Stored records
** start **

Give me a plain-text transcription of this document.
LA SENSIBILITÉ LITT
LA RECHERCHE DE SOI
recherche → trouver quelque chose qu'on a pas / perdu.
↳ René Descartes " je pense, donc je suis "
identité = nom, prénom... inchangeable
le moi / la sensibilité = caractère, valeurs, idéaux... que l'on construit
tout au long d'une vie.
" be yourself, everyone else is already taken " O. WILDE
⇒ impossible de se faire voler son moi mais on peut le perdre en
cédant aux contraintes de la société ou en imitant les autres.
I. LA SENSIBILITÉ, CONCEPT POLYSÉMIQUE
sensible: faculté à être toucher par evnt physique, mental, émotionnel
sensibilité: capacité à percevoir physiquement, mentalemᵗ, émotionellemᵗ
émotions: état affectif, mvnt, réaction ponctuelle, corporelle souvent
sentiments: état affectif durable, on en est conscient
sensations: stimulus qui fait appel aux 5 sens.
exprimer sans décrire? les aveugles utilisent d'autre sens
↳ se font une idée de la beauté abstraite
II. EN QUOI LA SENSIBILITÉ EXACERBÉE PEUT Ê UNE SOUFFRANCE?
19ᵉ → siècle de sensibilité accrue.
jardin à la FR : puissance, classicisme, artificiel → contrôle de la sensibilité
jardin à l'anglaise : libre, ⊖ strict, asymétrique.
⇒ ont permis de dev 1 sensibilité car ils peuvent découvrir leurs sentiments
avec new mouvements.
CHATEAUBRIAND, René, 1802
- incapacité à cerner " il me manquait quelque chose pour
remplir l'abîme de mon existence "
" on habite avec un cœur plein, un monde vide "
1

** end **

Extract the complete data, matching each line exactly.

Give me a plain-text transcription of this document.
LA SENSIBILITÉ LITT
LA RECHERCHE DE SOI
recherche → trouver quelque chose qu'on a pas / perdu.
↳ René Descartes " je pense, donc je suis "
identité = nom, prénom... inchangeable
le moi / la sensibilité = caractère, valeurs, idéaux... que l'on construit
tout au long d'une vie.
" be yourself, everyone else is already taken " O. WILDE
⇒ impossible de se faire voler son moi mais on peut le perdre en
cédant aux contraintes de la société ou en imitant les autres.
I. LA SENSIBILITÉ, CONCEPT POLYSÉMIQUE
sensible: faculté à être toucher par evnt physique, mental, émotionnel
sensibilité: capacité à percevoir physiquement, mentalemᵗ, émotionellemᵗ
émotions: état affectif, mvnt, réaction ponctuelle, corporelle souvent
sentiments: état affectif durable, on en est conscient
sensations: stimulus qui fait appel aux 5 sens.
exprimer sans décrire? les aveugles utilisent d'autre sens
↳ se font une idée de la beauté abstraite
II. EN QUOI LA SENSIBILITÉ EXACERBÉE PEUT Ê UNE SOUFFRANCE?
19ᵉ → siècle de sensibilité accrue.
jardin à la FR : puissance, classicisme, artificiel → contrôle de la sensibilité
jardin à l'anglaise : libre, ⊖ strict, asymétrique.
⇒ ont permis de dev 1 sensibilité car ils peuvent découvrir leurs sentiments
avec new mouvements.
CHATEAUBRIAND, René, 1802
- incapacité à cerner " il me manquait quelque chose pour
remplir l'abîme de mon existence "
" on habite avec un cœur plein, un monde vide "
1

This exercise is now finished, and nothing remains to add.